---- Given data

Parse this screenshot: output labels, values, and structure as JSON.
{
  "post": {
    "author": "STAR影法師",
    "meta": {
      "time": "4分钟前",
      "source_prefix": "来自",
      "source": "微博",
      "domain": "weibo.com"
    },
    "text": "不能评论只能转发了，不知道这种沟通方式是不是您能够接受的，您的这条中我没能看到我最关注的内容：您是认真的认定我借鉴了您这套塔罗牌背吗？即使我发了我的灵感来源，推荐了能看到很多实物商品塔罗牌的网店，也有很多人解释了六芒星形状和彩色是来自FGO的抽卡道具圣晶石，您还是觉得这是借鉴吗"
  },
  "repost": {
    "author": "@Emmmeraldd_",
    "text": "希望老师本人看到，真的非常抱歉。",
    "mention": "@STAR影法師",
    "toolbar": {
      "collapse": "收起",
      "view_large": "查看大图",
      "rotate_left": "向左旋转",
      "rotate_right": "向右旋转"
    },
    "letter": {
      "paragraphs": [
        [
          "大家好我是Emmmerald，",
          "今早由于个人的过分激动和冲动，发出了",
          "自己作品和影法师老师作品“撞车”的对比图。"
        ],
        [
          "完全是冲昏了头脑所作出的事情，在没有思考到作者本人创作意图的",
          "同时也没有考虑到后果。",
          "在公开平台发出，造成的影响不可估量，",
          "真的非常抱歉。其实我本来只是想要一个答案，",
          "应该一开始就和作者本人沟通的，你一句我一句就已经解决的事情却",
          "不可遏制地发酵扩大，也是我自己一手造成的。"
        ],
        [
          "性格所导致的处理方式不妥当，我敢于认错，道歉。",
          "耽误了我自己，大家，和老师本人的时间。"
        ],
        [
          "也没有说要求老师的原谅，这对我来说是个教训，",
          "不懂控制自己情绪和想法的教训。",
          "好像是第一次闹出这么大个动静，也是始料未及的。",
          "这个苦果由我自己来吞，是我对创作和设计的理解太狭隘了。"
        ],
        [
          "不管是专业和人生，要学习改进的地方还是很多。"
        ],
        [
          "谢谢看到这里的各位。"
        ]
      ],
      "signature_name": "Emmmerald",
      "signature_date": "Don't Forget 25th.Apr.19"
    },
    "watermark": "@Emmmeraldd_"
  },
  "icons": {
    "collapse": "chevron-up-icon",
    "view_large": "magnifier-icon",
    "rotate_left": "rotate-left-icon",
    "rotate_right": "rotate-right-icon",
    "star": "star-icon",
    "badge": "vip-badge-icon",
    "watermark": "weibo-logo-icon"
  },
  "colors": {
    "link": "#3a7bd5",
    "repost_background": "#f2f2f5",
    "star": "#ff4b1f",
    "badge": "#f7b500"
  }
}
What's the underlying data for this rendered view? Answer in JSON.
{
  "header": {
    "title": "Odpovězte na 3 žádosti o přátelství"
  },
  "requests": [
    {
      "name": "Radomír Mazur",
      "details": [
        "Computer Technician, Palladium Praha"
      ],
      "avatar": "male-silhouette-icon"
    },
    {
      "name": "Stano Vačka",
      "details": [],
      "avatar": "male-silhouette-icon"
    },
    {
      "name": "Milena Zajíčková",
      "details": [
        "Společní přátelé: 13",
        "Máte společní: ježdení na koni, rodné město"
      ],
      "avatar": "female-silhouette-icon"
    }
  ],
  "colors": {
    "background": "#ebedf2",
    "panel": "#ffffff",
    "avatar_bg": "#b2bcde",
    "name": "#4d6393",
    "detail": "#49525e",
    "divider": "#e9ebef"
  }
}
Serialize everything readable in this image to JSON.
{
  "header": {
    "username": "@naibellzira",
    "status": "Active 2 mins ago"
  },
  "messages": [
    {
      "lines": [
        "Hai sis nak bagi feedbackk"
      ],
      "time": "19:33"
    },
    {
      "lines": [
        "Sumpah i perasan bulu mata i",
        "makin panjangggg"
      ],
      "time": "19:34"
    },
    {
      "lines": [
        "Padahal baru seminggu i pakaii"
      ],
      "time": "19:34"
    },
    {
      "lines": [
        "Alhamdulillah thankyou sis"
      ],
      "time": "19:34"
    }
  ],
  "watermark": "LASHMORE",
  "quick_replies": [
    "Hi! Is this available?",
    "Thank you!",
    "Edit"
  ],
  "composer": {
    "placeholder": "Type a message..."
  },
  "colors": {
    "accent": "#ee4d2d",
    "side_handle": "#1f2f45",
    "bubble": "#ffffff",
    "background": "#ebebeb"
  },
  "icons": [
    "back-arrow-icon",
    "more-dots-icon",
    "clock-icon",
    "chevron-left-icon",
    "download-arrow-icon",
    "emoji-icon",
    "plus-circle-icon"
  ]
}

--------

Stated goal
Each entry above is to be quoted exactly.

Task output
Parse this screenshot: output labels, values, and structure as JSON.
{
  "post": {
    "author": "STAR影法師",
    "meta": {
      "time": "4分钟前",
      "source_prefix": "来自",
      "source": "微博",
      "domain": "weibo.com"
    },
    "text": "不能评论只能转发了，不知道这种沟通方式是不是您能够接受的，您的这条中我没能看到我最关注的内容：您是认真的认定我借鉴了您这套塔罗牌背吗？即使我发了我的灵感来源，推荐了能看到很多实物商品塔罗牌的网店，也有很多人解释了六芒星形状和彩色是来自FGO的抽卡道具圣晶石，您还是觉得这是借鉴吗"
  },
  "repost": {
    "author": "@Emmmeraldd_",
    "text": "希望老师本人看到，真的非常抱歉。",
    "mention": "@STAR影法師",
    "toolbar": {
      "collapse": "收起",
      "view_large": "查看大图",
      "rotate_left": "向左旋转",
      "rotate_right": "向右旋转"
    },
    "letter": {
      "paragraphs": [
        [
          "大家好我是Emmmerald，",
          "今早由于个人的过分激动和冲动，发出了",
          "自己作品和影法师老师作品“撞车”的对比图。"
        ],
        [
          "完全是冲昏了头脑所作出的事情，在没有思考到作者本人创作意图的",
          "同时也没有考虑到后果。",
          "在公开平台发出，造成的影响不可估量，",
          "真的非常抱歉。其实我本来只是想要一个答案，",
          "应该一开始就和作者本人沟通的，你一句我一句就已经解决的事情却",
          "不可遏制地发酵扩大，也是我自己一手造成的。"
        ],
        [
          "性格所导致的处理方式不妥当，我敢于认错，道歉。",
          "耽误了我自己，大家，和老师本人的时间。"
        ],
        [
          "也没有说要求老师的原谅，这对我来说是个教训，",
          "不懂控制自己情绪和想法的教训。",
          "好像是第一次闹出这么大个动静，也是始料未及的。",
          "这个苦果由我自己来吞，是我对创作和设计的理解太狭隘了。"
        ],
        [
          "不管是专业和人生，要学习改进的地方还是很多。"
        ],
        [
          "谢谢看到这里的各位。"
        ]
      ],
      "signature_name": "Emmmerald",
      "signature_date": "Don't Forget 25th.Apr.19"
    },
    "watermark": "@Emmmeraldd_"
  },
  "icons": {
    "collapse": "chevron-up-icon",
    "view_large": "magnifier-icon",
    "rotate_left": "rotate-left-icon",
    "rotate_right": "rotate-right-icon",
    "star": "star-icon",
    "badge": "vip-badge-icon",
    "watermark": "weibo-logo-icon"
  },
  "colors": {
    "link": "#3a7bd5",
    "repost_background": "#f2f2f5",
    "star": "#ff4b1f",
    "badge": "#f7b500"
  }
}
What's the underlying data for this rendered view? Answer in JSON.
{
  "header": {
    "title": "Odpovězte na 3 žádosti o přátelství"
  },
  "requests": [
    {
      "name": "Radomír Mazur",
      "details": [
        "Computer Technician, Palladium Praha"
      ],
      "avatar": "male-silhouette-icon"
    },
    {
      "name": "Stano Vačka",
      "details": [],
      "avatar": "male-silhouette-icon"
    },
    {
      "name": "Milena Zajíčková",
      "details": [
        "Společní přátelé: 13",
        "Máte společní: ježdení na koni, rodné město"
      ],
      "avatar": "female-silhouette-icon"
    }
  ],
  "colors": {
    "background": "#ebedf2",
    "panel": "#ffffff",
    "avatar_bg": "#b2bcde",
    "name": "#4d6393",
    "detail": "#49525e",
    "divider": "#e9ebef"
  }
}
Serialize everything readable in this image to JSON.
{
  "header": {
    "username": "@naibellzira",
    "status": "Active 2 mins ago"
  },
  "messages": [
    {
      "lines": [
        "Hai sis nak bagi feedbackk"
      ],
      "time": "19:33"
    },
    {
      "lines": [
        "Sumpah i perasan bulu mata i",
        "makin panjangggg"
      ],
      "time": "19:34"
    },
    {
      "lines": [
        "Padahal baru seminggu i pakaii"
      ],
      "time": "19:34"
    },
    {
      "lines": [
        "Alhamdulillah thankyou sis"
      ],
      "time": "19:34"
    }
  ],
  "watermark": "LASHMORE",
  "quick_replies": [
    "Hi! Is this available?",
    "Thank you!",
    "Edit"
  ],
  "composer": {
    "placeholder": "Type a message..."
  },
  "colors": {
    "accent": "#ee4d2d",
    "side_handle": "#1f2f45",
    "bubble": "#ffffff",
    "background": "#ebebeb"
  },
  "icons": [
    "back-arrow-icon",
    "more-dots-icon",
    "clock-icon",
    "chevron-left-icon",
    "download-arrow-icon",
    "emoji-icon",
    "plus-circle-icon"
  ]
}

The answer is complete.